**WHAT THE EXERCISE ASKS:** Gather every line holding the string "sure".

◆ ◆ ◆ ◆

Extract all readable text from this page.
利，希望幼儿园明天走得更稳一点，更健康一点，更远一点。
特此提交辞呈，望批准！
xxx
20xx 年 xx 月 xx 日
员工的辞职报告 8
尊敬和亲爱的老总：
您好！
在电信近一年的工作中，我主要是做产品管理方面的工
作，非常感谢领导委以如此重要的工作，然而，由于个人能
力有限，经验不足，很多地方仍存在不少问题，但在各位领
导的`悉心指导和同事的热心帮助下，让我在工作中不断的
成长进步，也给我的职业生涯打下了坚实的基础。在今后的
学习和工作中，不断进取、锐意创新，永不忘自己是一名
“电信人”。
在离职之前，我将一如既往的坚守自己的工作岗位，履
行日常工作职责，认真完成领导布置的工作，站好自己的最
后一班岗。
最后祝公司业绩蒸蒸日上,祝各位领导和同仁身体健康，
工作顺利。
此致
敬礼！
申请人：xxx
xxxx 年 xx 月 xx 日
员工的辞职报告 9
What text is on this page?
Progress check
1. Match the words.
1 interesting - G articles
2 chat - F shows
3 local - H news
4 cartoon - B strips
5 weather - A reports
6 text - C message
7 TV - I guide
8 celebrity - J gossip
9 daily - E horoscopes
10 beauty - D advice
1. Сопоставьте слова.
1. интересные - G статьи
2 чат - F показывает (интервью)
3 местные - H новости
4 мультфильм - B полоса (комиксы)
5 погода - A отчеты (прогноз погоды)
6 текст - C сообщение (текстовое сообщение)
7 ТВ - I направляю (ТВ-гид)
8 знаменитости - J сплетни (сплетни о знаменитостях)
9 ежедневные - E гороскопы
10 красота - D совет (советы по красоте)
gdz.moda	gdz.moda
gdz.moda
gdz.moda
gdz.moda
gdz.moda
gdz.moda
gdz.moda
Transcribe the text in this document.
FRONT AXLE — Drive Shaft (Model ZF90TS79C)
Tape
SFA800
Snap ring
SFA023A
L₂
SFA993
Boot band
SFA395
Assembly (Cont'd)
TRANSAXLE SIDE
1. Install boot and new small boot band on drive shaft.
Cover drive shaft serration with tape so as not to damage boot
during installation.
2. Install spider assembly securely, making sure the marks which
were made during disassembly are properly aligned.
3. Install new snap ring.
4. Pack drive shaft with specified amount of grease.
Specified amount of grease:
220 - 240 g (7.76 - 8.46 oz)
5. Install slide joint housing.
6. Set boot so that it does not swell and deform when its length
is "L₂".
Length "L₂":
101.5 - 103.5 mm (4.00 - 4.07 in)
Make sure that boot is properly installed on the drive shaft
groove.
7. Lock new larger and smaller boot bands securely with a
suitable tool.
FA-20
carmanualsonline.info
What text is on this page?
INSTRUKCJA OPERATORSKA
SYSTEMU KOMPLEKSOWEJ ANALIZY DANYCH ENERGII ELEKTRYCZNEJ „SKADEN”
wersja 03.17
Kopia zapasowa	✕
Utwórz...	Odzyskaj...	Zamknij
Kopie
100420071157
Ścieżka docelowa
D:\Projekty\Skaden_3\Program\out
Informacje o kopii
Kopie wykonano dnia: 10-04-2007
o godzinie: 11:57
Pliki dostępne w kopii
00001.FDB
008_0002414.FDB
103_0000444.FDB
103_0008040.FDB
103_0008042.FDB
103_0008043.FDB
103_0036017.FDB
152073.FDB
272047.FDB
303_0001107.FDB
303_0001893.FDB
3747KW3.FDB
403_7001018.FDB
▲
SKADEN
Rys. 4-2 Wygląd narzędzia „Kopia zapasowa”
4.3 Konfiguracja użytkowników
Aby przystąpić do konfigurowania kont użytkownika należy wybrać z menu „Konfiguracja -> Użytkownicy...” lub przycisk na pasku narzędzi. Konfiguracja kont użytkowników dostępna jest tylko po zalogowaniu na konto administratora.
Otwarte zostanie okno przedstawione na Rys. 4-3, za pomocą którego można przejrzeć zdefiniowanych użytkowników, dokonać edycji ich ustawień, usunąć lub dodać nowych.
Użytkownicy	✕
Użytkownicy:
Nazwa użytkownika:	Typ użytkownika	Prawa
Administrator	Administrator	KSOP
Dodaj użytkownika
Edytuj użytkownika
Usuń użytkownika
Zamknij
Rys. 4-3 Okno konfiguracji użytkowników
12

◆ ◆ ◆ ◆

**EXERCISE RESULT:**
2. Install spider assembly securely, making sure the marks which
Make sure that boot is properly installed on the drive shaft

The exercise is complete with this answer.